SET EXERCISE
Copy each line below that contains "Mhbh".

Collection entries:
▼▼▼

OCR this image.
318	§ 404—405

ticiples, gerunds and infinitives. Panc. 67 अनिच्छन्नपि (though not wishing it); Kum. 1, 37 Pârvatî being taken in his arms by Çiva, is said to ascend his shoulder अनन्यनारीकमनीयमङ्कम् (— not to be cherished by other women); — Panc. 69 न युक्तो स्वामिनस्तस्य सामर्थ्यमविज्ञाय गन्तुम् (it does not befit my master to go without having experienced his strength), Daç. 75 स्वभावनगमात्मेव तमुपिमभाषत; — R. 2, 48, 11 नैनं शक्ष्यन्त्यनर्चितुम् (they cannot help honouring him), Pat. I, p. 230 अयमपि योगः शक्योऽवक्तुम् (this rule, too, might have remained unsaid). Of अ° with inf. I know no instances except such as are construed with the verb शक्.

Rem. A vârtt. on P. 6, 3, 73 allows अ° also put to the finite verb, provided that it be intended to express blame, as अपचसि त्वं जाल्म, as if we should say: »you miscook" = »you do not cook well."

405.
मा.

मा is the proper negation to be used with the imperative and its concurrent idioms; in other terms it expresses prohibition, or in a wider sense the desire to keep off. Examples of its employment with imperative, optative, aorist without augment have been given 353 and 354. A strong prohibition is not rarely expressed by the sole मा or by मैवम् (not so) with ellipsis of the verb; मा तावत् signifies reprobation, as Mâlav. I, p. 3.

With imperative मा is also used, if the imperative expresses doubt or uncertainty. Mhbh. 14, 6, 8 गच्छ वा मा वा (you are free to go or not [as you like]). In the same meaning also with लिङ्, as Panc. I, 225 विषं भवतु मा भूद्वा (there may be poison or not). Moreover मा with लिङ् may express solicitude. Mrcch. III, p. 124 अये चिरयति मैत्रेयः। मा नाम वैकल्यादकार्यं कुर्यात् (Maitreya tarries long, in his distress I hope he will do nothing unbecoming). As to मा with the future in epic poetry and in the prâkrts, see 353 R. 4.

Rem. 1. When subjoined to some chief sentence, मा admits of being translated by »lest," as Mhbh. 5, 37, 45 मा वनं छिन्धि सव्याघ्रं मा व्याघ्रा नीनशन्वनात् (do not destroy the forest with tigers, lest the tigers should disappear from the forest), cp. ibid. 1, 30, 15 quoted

▲▲▲

TASK RESULT
With imperative मा is also used, if the imperative expresses doubt or uncertainty. Mhbh. 14, 6, 8 गच्छ वा मा वा (you are free to go or not [as you like]). In the same meaning also with लिङ्, as Panc. I, 225 विषं भवतु मा भूद्वा (there may be poison or not). Moreover मा with लिङ् may express solicitude. Mrcch. III, p. 124 अये चिरयति मैत्रेयः। मा नाम वैकल्यादकार्यं कुर्यात् (Maitreya tarries long, in his distress I hope he will do nothing unbecoming). As to मा with the future in epic poetry and in the prâkrts, see 353 R. 4.
Rem. 1. When subjoined to some chief sentence, मा admits of being translated by »lest," as Mhbh. 5, 37, 45 मा वनं छिन्धि सव्याघ्रं मा व्याघ्रा नीनशन्वनात् (do not destroy the forest with tigers, lest the tigers should disappear from the forest), cp. ibid. 1, 30, 15 quoted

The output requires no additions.